Stored items from a collection
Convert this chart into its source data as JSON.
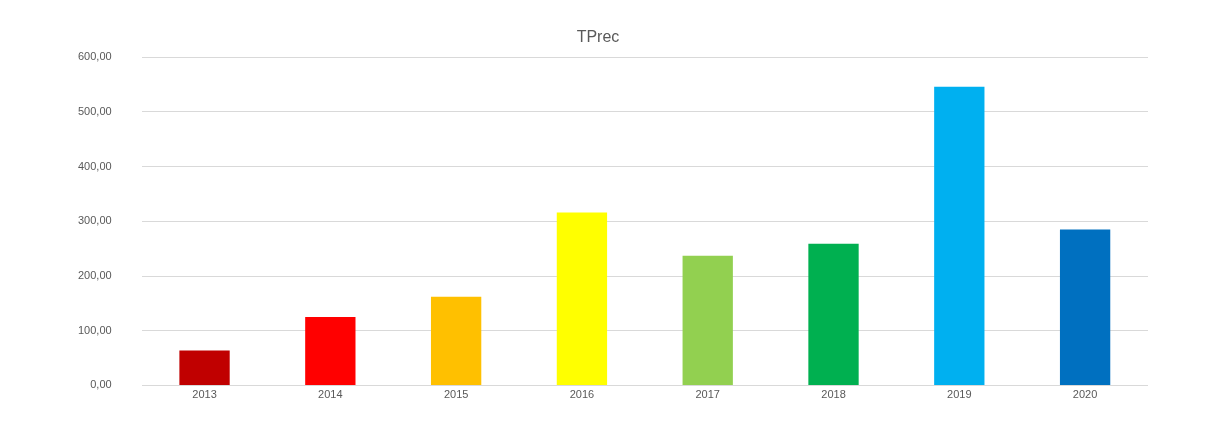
{
  "chart_data": {
    "type": "bar",
    "title": "TPrec",
    "categories": [
      "2013",
      "2014",
      "2015",
      "2016",
      "2017",
      "2018",
      "2019",
      "2020"
    ],
    "values": [
      64,
      125,
      162,
      316,
      237,
      259,
      546,
      285
    ],
    "colors": [
      "#c00000",
      "#ff0000",
      "#ffc000",
      "#ffff00",
      "#92d050",
      "#00b050",
      "#00b0f0",
      "#0070c0"
    ],
    "ylim": [
      0,
      600
    ],
    "yticks": [
      {
        "value": 0,
        "label": "0,00"
      },
      {
        "value": 100,
        "label": "100,00"
      },
      {
        "value": 200,
        "label": "200,00"
      },
      {
        "value": 300,
        "label": "300,00"
      },
      {
        "value": 400,
        "label": "400,00"
      },
      {
        "value": 500,
        "label": "500,00"
      },
      {
        "value": 600,
        "label": "600,00"
      }
    ],
    "grid": "y",
    "legend": false
  }
}
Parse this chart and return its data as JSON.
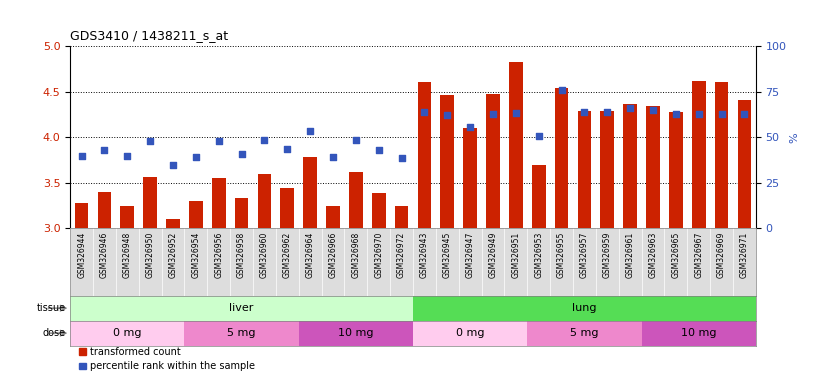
{
  "title": "GDS3410 / 1438211_s_at",
  "samples": [
    "GSM326944",
    "GSM326946",
    "GSM326948",
    "GSM326950",
    "GSM326952",
    "GSM326954",
    "GSM326956",
    "GSM326958",
    "GSM326960",
    "GSM326962",
    "GSM326964",
    "GSM326966",
    "GSM326968",
    "GSM326970",
    "GSM326972",
    "GSM326943",
    "GSM326945",
    "GSM326947",
    "GSM326949",
    "GSM326951",
    "GSM326953",
    "GSM326955",
    "GSM326957",
    "GSM326959",
    "GSM326961",
    "GSM326963",
    "GSM326965",
    "GSM326967",
    "GSM326969",
    "GSM326971"
  ],
  "transformed_count": [
    3.28,
    3.4,
    3.25,
    3.56,
    3.1,
    3.3,
    3.55,
    3.33,
    3.6,
    3.44,
    3.78,
    3.25,
    3.62,
    3.39,
    3.25,
    4.61,
    4.46,
    4.1,
    4.48,
    4.83,
    3.7,
    4.54,
    4.29,
    4.29,
    4.37,
    4.34,
    4.28,
    4.62,
    4.61,
    4.41
  ],
  "percentile_rank": [
    3.79,
    3.86,
    3.79,
    3.96,
    3.7,
    3.78,
    3.96,
    3.82,
    3.97,
    3.87,
    4.07,
    3.78,
    3.97,
    3.86,
    3.77,
    4.28,
    4.24,
    4.11,
    4.25,
    4.27,
    4.01,
    4.52,
    4.28,
    4.28,
    4.32,
    4.3,
    4.25,
    4.26,
    4.26,
    4.25
  ],
  "ylim": [
    3.0,
    5.0
  ],
  "yticks": [
    3.0,
    3.5,
    4.0,
    4.5,
    5.0
  ],
  "y2lim": [
    0,
    100
  ],
  "y2ticks": [
    0,
    25,
    50,
    75,
    100
  ],
  "bar_color": "#cc2200",
  "dot_color": "#3355bb",
  "tissue_groups": [
    {
      "label": "liver",
      "start": 0,
      "end": 15,
      "color": "#ccffcc"
    },
    {
      "label": "lung",
      "start": 15,
      "end": 30,
      "color": "#55dd55"
    }
  ],
  "dose_groups": [
    {
      "label": "0 mg",
      "start": 0,
      "end": 5,
      "color": "#ffccee"
    },
    {
      "label": "5 mg",
      "start": 5,
      "end": 10,
      "color": "#ee88cc"
    },
    {
      "label": "10 mg",
      "start": 10,
      "end": 15,
      "color": "#cc55bb"
    },
    {
      "label": "0 mg",
      "start": 15,
      "end": 20,
      "color": "#ffccee"
    },
    {
      "label": "5 mg",
      "start": 20,
      "end": 25,
      "color": "#ee88cc"
    },
    {
      "label": "10 mg",
      "start": 25,
      "end": 30,
      "color": "#cc55bb"
    }
  ],
  "legend_items": [
    {
      "label": "transformed count",
      "color": "#cc2200"
    },
    {
      "label": "percentile rank within the sample",
      "color": "#3355bb"
    }
  ],
  "ylabel_left_color": "#cc2200",
  "ylabel_right_color": "#3355bb",
  "base_value": 3.0,
  "xticklabel_bg": "#dddddd",
  "tissue_label_color": "#888888",
  "dose_label_color": "#888888"
}
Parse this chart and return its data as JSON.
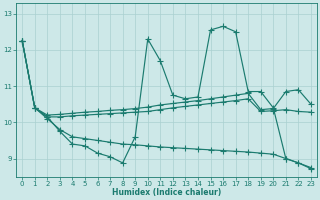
{
  "xlabel": "Humidex (Indice chaleur)",
  "line_color": "#1b7b6f",
  "bg_color": "#cde8e8",
  "grid_color": "#aad0d0",
  "xlim": [
    0,
    23
  ],
  "ylim": [
    8.5,
    13.3
  ],
  "yticks": [
    9,
    10,
    11,
    12,
    13
  ],
  "xticks": [
    0,
    1,
    2,
    3,
    4,
    5,
    6,
    7,
    8,
    9,
    10,
    11,
    12,
    13,
    14,
    15,
    16,
    17,
    18,
    19,
    20,
    21,
    22,
    23
  ],
  "line_volatile": [
    12.25,
    10.4,
    10.15,
    9.75,
    9.4,
    9.35,
    9.15,
    9.05,
    8.88,
    9.6,
    12.3,
    11.7,
    10.75,
    10.65,
    10.7,
    12.55,
    12.65,
    12.5,
    10.85,
    10.85,
    10.4,
    9.0,
    8.88,
    8.75
  ],
  "line_upper": [
    12.25,
    10.4,
    10.2,
    10.22,
    10.25,
    10.28,
    10.3,
    10.33,
    10.35,
    10.38,
    10.42,
    10.48,
    10.52,
    10.56,
    10.6,
    10.65,
    10.7,
    10.75,
    10.8,
    10.35,
    10.38,
    10.85,
    10.9,
    10.5
  ],
  "line_mid": [
    12.25,
    10.4,
    10.15,
    10.15,
    10.18,
    10.2,
    10.22,
    10.24,
    10.26,
    10.28,
    10.3,
    10.35,
    10.4,
    10.44,
    10.48,
    10.52,
    10.56,
    10.6,
    10.65,
    10.3,
    10.32,
    10.35,
    10.3,
    10.28
  ],
  "line_lower": [
    12.25,
    10.4,
    10.1,
    9.8,
    9.6,
    9.55,
    9.5,
    9.45,
    9.4,
    9.38,
    9.35,
    9.32,
    9.3,
    9.28,
    9.26,
    9.24,
    9.22,
    9.2,
    9.18,
    9.15,
    9.12,
    9.0,
    8.88,
    8.72
  ]
}
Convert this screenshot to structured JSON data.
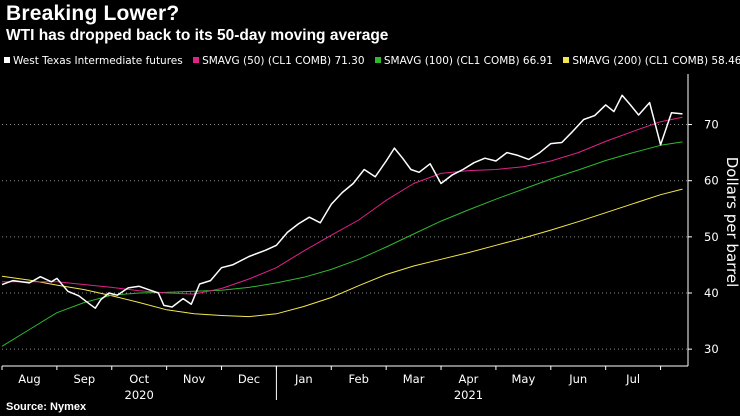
{
  "header": {
    "title": "Breaking Lower?",
    "subtitle": "WTI has dropped back to its 50-day moving average"
  },
  "legend": {
    "items": [
      {
        "label": "West Texas Intermediate futures",
        "color": "#ffffff"
      },
      {
        "label": "SMAVG (50) (CL1 COMB) 71.30",
        "color": "#e0218a"
      },
      {
        "label": "SMAVG (100) (CL1 COMB) 66.91",
        "color": "#2fb92f"
      },
      {
        "label": "SMAVG (200) (CL1 COMB) 58.46",
        "color": "#f2e84b"
      }
    ]
  },
  "footer": {
    "source": "Source: Nymex"
  },
  "chart_data": {
    "type": "line",
    "title": "Breaking Lower?",
    "subtitle": "WTI has dropped back to its 50-day moving average",
    "xlabel": "",
    "ylabel": "Dollars per barrel",
    "ylim": [
      27,
      79
    ],
    "x_range": [
      0,
      12.5
    ],
    "yticks": [
      30,
      40,
      50,
      60,
      70
    ],
    "grid": {
      "y": true,
      "x": false,
      "style": "dotted"
    },
    "legend_position": "top-left",
    "months": [
      {
        "label": "Aug",
        "pos": 0.5
      },
      {
        "label": "Sep",
        "pos": 1.5
      },
      {
        "label": "Oct",
        "pos": 2.5
      },
      {
        "label": "Nov",
        "pos": 3.5
      },
      {
        "label": "Dec",
        "pos": 4.5
      },
      {
        "label": "Jan",
        "pos": 5.5
      },
      {
        "label": "Feb",
        "pos": 6.5
      },
      {
        "label": "Mar",
        "pos": 7.5
      },
      {
        "label": "Apr",
        "pos": 8.5
      },
      {
        "label": "May",
        "pos": 9.5
      },
      {
        "label": "Jun",
        "pos": 10.5
      },
      {
        "label": "Jul",
        "pos": 11.5
      }
    ],
    "month_boundaries": [
      0,
      1,
      2,
      3,
      4,
      5,
      6,
      7,
      8,
      9,
      10,
      11,
      12
    ],
    "years": [
      {
        "label": "2020",
        "pos": 2.5
      },
      {
        "label": "2021",
        "pos": 8.5
      }
    ],
    "year_boundary": 5,
    "series": [
      {
        "name": "West Texas Intermediate futures",
        "color": "#ffffff",
        "x": [
          0,
          0.2,
          0.5,
          0.7,
          0.9,
          1.0,
          1.2,
          1.4,
          1.6,
          1.7,
          1.8,
          1.95,
          2.1,
          2.3,
          2.5,
          2.7,
          2.85,
          2.95,
          3.1,
          3.3,
          3.45,
          3.6,
          3.8,
          4.0,
          4.2,
          4.5,
          4.8,
          5.0,
          5.2,
          5.4,
          5.6,
          5.8,
          6.0,
          6.2,
          6.4,
          6.6,
          6.8,
          7.0,
          7.15,
          7.3,
          7.45,
          7.6,
          7.8,
          8.0,
          8.2,
          8.4,
          8.6,
          8.8,
          9.0,
          9.2,
          9.4,
          9.6,
          9.8,
          10.0,
          10.2,
          10.4,
          10.6,
          10.8,
          11.0,
          11.15,
          11.3,
          11.45,
          11.6,
          11.8,
          12.0,
          12.2,
          12.4
        ],
        "values": [
          41.5,
          42.2,
          41.8,
          42.9,
          42.0,
          42.6,
          40.3,
          39.5,
          38.0,
          37.3,
          38.8,
          40.0,
          39.6,
          40.9,
          41.2,
          40.5,
          40.0,
          37.8,
          37.5,
          39.0,
          38.0,
          41.6,
          42.2,
          44.5,
          45.0,
          46.5,
          47.6,
          48.5,
          50.8,
          52.3,
          53.5,
          52.5,
          55.8,
          57.9,
          59.5,
          62.0,
          60.7,
          63.5,
          65.8,
          64.0,
          62.0,
          61.5,
          63.0,
          59.5,
          61.0,
          62.0,
          63.2,
          64.0,
          63.5,
          65.0,
          64.5,
          63.8,
          65.0,
          66.6,
          66.8,
          68.8,
          70.9,
          71.6,
          73.5,
          72.3,
          75.2,
          73.5,
          71.7,
          73.9,
          66.4,
          72.1,
          71.9
        ]
      },
      {
        "name": "SMAVG (50) (CL1 COMB) 71.30",
        "color": "#e0218a",
        "x": [
          0,
          1,
          2,
          2.5,
          3,
          3.5,
          4,
          4.5,
          5,
          5.5,
          6,
          6.5,
          7,
          7.5,
          8,
          8.5,
          9,
          9.5,
          10,
          10.5,
          11,
          11.5,
          12,
          12.4
        ],
        "values": [
          42.0,
          42.0,
          41.0,
          40.4,
          40.0,
          39.8,
          40.8,
          42.5,
          44.5,
          47.5,
          50.3,
          53.0,
          56.5,
          59.5,
          61.3,
          61.8,
          62.0,
          62.5,
          63.5,
          65.0,
          67.0,
          68.8,
          70.5,
          71.3
        ]
      },
      {
        "name": "SMAVG (100) (CL1 COMB) 66.91",
        "color": "#2fb92f",
        "x": [
          0,
          0.5,
          1,
          1.5,
          2,
          2.5,
          3,
          3.5,
          4,
          4.5,
          5,
          5.5,
          6,
          6.5,
          7,
          7.5,
          8,
          8.5,
          9,
          9.5,
          10,
          10.5,
          11,
          11.5,
          12,
          12.4
        ],
        "values": [
          30.5,
          33.5,
          36.5,
          38.3,
          39.6,
          40.0,
          40.1,
          40.3,
          40.5,
          41.0,
          41.8,
          42.8,
          44.2,
          46.0,
          48.2,
          50.5,
          52.8,
          54.8,
          56.7,
          58.5,
          60.3,
          61.9,
          63.6,
          65.0,
          66.3,
          66.9
        ]
      },
      {
        "name": "SMAVG (200) (CL1 COMB) 58.46",
        "color": "#f2e84b",
        "x": [
          0,
          0.5,
          1,
          1.5,
          2,
          2.5,
          3,
          3.5,
          4,
          4.5,
          5,
          5.5,
          6,
          6.5,
          7,
          7.5,
          8,
          8.5,
          9,
          9.5,
          10,
          10.5,
          11,
          11.5,
          12,
          12.4
        ],
        "values": [
          43.0,
          42.3,
          41.4,
          40.6,
          39.5,
          38.3,
          37.0,
          36.3,
          36.0,
          35.8,
          36.3,
          37.6,
          39.2,
          41.3,
          43.3,
          44.8,
          46.0,
          47.2,
          48.5,
          49.8,
          51.2,
          52.7,
          54.3,
          55.9,
          57.5,
          58.5
        ]
      }
    ]
  }
}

### GOAL
Identify every line holding the word "xlabel" and copy it out.

### EXERCISE ANSWER
  "xlabel": "Humidex (Indice chaleur)",
    "xlabel": "",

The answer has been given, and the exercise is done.